> **Task directions**
Copy the records below exactly as they appear.

> **Listed entries**
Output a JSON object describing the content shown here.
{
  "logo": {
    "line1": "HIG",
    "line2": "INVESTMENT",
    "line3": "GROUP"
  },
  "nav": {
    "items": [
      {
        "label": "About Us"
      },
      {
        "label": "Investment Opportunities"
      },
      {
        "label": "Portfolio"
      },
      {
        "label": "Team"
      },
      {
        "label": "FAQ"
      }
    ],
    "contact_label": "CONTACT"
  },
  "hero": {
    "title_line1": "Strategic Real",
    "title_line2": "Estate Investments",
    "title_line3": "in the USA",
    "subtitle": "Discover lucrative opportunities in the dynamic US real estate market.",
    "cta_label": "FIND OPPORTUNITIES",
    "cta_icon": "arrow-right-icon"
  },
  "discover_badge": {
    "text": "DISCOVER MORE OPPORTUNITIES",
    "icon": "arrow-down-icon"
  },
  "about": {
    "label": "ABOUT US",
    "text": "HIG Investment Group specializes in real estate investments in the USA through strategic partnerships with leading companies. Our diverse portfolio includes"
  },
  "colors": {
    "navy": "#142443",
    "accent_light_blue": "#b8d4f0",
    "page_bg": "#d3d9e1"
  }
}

> **The answer**
Output a JSON object describing the content shown here.
{
  "logo": {
    "line1": "HIG",
    "line2": "INVESTMENT",
    "line3": "GROUP"
  },
  "nav": {
    "items": [
      {
        "label": "About Us"
      },
      {
        "label": "Investment Opportunities"
      },
      {
        "label": "Portfolio"
      },
      {
        "label": "Team"
      },
      {
        "label": "FAQ"
      }
    ],
    "contact_label": "CONTACT"
  },
  "hero": {
    "title_line1": "Strategic Real",
    "title_line2": "Estate Investments",
    "title_line3": "in the USA",
    "subtitle": "Discover lucrative opportunities in the dynamic US real estate market.",
    "cta_label": "FIND OPPORTUNITIES",
    "cta_icon": "arrow-right-icon"
  },
  "discover_badge": {
    "text": "DISCOVER MORE OPPORTUNITIES",
    "icon": "arrow-down-icon"
  },
  "about": {
    "label": "ABOUT US",
    "text": "HIG Investment Group specializes in real estate investments in the USA through strategic partnerships with leading companies. Our diverse portfolio includes"
  },
  "colors": {
    "navy": "#142443",
    "accent_light_blue": "#b8d4f0",
    "page_bg": "#d3d9e1"
  }
}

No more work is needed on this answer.